What is expected: Go through the material and pull out every line with the string "image" in it.

Task inputs:
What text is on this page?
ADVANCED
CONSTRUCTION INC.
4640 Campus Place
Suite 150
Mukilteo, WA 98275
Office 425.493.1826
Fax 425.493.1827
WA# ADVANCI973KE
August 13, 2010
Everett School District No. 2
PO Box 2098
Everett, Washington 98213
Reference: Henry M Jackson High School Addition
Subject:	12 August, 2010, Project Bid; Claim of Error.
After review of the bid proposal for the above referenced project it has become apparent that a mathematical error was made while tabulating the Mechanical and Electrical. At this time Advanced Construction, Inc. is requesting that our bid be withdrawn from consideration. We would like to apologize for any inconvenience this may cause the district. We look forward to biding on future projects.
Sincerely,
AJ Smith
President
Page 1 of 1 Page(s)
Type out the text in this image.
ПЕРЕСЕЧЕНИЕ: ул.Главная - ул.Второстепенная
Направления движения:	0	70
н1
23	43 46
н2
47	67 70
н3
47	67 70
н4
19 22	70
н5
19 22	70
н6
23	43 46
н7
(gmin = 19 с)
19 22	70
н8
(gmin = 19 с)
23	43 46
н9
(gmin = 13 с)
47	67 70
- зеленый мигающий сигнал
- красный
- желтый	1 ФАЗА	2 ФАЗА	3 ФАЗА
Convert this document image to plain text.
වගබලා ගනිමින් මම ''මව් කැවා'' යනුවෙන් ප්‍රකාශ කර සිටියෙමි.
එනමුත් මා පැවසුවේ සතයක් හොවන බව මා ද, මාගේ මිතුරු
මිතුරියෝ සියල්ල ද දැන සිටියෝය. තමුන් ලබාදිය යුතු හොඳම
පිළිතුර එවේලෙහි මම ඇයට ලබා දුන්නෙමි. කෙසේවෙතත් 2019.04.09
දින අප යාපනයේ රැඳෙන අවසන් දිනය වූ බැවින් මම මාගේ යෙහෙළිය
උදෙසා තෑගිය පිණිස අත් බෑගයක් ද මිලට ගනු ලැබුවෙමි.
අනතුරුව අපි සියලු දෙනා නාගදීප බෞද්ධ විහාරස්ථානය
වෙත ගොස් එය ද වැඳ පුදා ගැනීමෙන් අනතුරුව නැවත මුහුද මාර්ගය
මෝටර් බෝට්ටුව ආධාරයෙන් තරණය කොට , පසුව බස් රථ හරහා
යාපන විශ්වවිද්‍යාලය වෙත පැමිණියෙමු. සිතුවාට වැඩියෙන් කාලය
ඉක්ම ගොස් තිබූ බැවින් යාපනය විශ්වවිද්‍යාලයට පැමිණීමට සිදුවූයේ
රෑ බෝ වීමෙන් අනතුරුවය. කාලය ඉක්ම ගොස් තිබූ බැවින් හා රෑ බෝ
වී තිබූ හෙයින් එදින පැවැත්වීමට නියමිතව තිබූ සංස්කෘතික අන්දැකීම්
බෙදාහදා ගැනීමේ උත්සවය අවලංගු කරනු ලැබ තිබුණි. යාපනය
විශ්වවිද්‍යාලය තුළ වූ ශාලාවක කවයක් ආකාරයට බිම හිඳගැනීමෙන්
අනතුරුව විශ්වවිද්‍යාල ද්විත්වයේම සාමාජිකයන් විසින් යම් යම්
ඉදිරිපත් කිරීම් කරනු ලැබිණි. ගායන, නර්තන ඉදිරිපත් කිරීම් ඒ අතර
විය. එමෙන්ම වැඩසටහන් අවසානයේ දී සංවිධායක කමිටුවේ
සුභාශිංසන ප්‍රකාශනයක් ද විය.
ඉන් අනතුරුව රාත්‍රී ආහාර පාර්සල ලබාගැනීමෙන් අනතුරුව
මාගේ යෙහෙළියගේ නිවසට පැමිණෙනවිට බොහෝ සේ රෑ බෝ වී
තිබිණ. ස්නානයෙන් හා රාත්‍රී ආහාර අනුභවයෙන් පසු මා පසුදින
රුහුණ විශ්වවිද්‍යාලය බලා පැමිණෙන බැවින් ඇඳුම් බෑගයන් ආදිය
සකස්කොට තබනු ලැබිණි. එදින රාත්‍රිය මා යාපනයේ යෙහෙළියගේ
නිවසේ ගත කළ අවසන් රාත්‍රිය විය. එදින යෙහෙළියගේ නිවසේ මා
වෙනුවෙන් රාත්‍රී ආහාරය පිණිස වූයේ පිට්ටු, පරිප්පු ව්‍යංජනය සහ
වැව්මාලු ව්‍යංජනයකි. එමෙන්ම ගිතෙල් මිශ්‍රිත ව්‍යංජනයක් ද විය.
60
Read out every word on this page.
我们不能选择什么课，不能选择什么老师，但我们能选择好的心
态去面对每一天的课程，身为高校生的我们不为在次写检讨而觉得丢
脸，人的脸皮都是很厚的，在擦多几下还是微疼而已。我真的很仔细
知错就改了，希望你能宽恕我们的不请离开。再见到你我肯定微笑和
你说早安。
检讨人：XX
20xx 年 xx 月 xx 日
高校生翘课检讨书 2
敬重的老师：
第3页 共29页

Task response:
Type out the text in this image.
Convert this document image to plain text.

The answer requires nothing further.